__SET TASK__: The entries that follow should be written out exactly.

--- start MATERIAL PROVIDED ---

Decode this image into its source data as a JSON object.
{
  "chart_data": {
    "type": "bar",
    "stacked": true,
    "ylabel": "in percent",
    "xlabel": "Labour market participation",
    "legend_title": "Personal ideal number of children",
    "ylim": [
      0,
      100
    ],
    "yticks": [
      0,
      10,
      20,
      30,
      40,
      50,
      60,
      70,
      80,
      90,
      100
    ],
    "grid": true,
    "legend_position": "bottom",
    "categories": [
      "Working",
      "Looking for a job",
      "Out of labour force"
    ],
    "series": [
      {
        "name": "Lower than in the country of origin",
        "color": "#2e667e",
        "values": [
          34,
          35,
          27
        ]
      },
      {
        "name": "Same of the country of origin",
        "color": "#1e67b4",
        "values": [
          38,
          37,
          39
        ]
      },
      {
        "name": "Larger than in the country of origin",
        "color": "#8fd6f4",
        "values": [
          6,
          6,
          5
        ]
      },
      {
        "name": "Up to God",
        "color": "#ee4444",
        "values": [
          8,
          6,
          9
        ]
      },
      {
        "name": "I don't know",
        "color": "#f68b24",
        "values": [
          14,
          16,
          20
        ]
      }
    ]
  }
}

--- end MATERIAL PROVIDED ---

__RESULT OF THE EXERCISE__:
Decode this image into its source data as a JSON object.
{
  "chart_data": {
    "type": "bar",
    "stacked": true,
    "ylabel": "in percent",
    "xlabel": "Labour market participation",
    "legend_title": "Personal ideal number of children",
    "ylim": [
      0,
      100
    ],
    "yticks": [
      0,
      10,
      20,
      30,
      40,
      50,
      60,
      70,
      80,
      90,
      100
    ],
    "grid": true,
    "legend_position": "bottom",
    "categories": [
      "Working",
      "Looking for a job",
      "Out of labour force"
    ],
    "series": [
      {
        "name": "Lower than in the country of origin",
        "color": "#2e667e",
        "values": [
          34,
          35,
          27
        ]
      },
      {
        "name": "Same of the country of origin",
        "color": "#1e67b4",
        "values": [
          38,
          37,
          39
        ]
      },
      {
        "name": "Larger than in the country of origin",
        "color": "#8fd6f4",
        "values": [
          6,
          6,
          5
        ]
      },
      {
        "name": "Up to God",
        "color": "#ee4444",
        "values": [
          8,
          6,
          9
        ]
      },
      {
        "name": "I don't know",
        "color": "#f68b24",
        "values": [
          14,
          16,
          20
        ]
      }
    ]
  }
}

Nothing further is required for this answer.